**INSTRUÇÕES**
(1) Responda a estas perguntas sobre o texto acerca do processo arbitral:
(a) Em que data foi proferido o despacho arbitral que dispensou a reunião prevista no art. 18º do RJAT?
(b) Que prazo foi fixado para as alegações das partes?
(c) Em que data a Requerida juntou as suas alegações?
(2) Continue o texto sobre o processo arbitral a partir do ponto em que termina.

**EXCERTO DA PÁGINA**
=-=-=-=-=

Em 26-10-2016 foi proferido despacho arbitral a dispensar a realização da reunião prevista no art. 18º do RJAT, que também fixou prazo, igual e sucessivo, de 10 dias para alegações das partes. Foi fixada data para prolação da sentença arbitral, até 20-12-2016, devendo a requerente efetuar o pagamento da taxa arbitral subsequente até 10 dias antes da data fixada para a decisão.

As partes juntaram as suas alegações, respetivamente, em 08-11-2016 a Requerente e em 18-11-2016 a Requerida. A Requerente juntou em anexo às suas alegações um documento (Requerimento dirigido ao SF para liquidação de IMT e IS referente à permuta de um imóvel sito da Freguesia de …, Freguesia …), parecer elaborado pelos Exmºs Srs. Professores Doutores C… e D…, sobre a questão da retroatividade do disposto no art. 236º da Lei nº 83-C/2013 de 31 de dezembro e Decisão Arbitral, proferida no processo 683/2015, de 20/05/2016.

=-=-=-=-=

**EXCERTO DE DADOS**
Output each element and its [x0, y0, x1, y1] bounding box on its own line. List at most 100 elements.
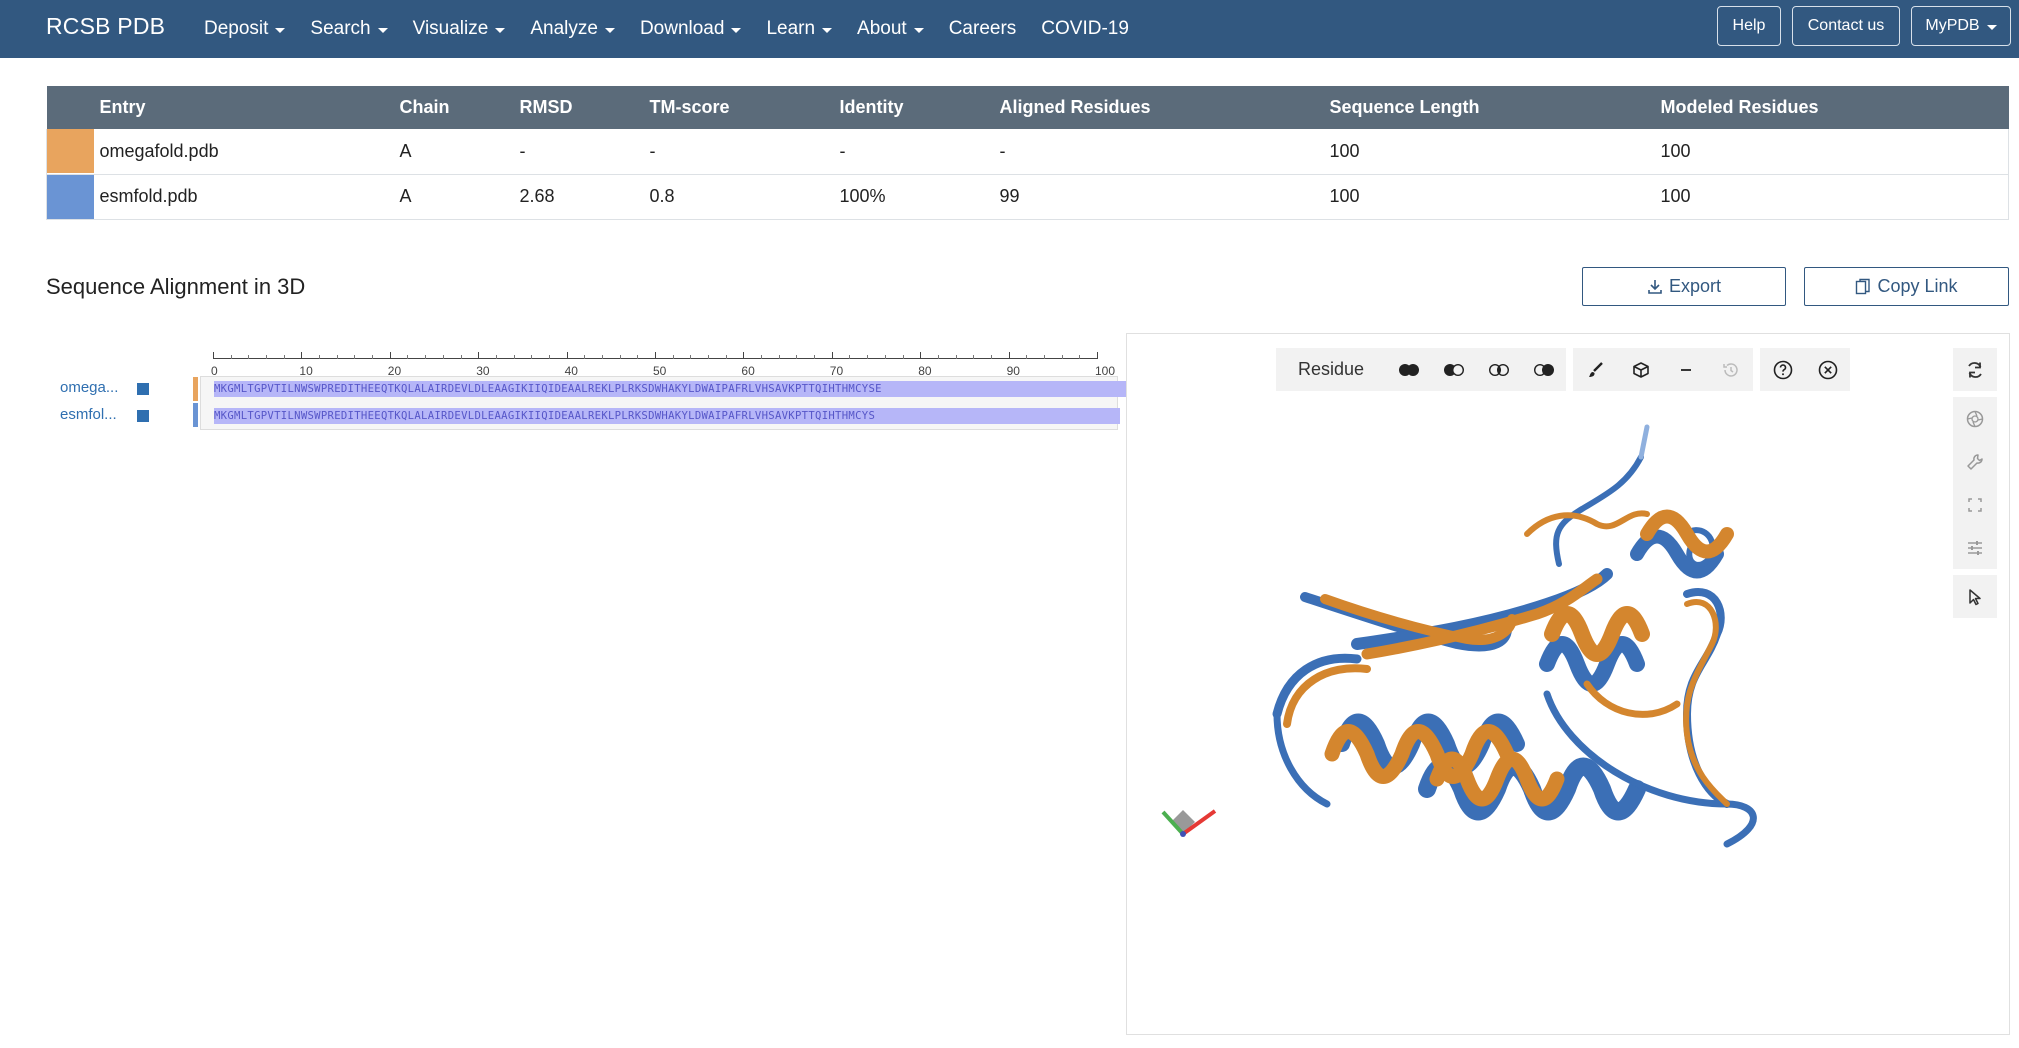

=-=-=-=-=

**RESPOSTAS ESCRITAS**
(1)
(a) Em 26-10-2016.
(b) Um prazo igual e sucessivo de 10 dias.
(c) Em 18-11-2016.

(2)
 

 

B) DO PEDIDO FORMULADO PELA REQUERENTE:

 

 

4. A Requerente formula o presente pedido de pronúncia arbitral, para aferir se o artigo 236.º (Norma Transitória no âmbito do Regime Especial Aplicável aos FIIAH e SIIAH) previsto pela Lei n.º 83 – C/2013, de 31 de Dezembro - na medida em que determina a aplicação do actual Regime Tributário dos FIIAH «aos prédios que tenham sido adquiridos por FIIAH antes de 1 de Janeiro de 2014, contando-se, nesses casos, o prazo de três anos previsto no n.º 14 a partir de 1 de Janeiro de 2014» - consubstancia um novo regime de caducidade das isenções previstas no n.º 7, alínea a) e n.º 8 do artigo 8.º (Regime Tributário) do Regime Tributário dos FIIAH, revelando uma violação flagrante e inequívoca do princípio da não retroatividade da lei fiscal, plasmado no artigo 103.º (Sistema fiscal), número 3, da Constituição da República Portuguesa.”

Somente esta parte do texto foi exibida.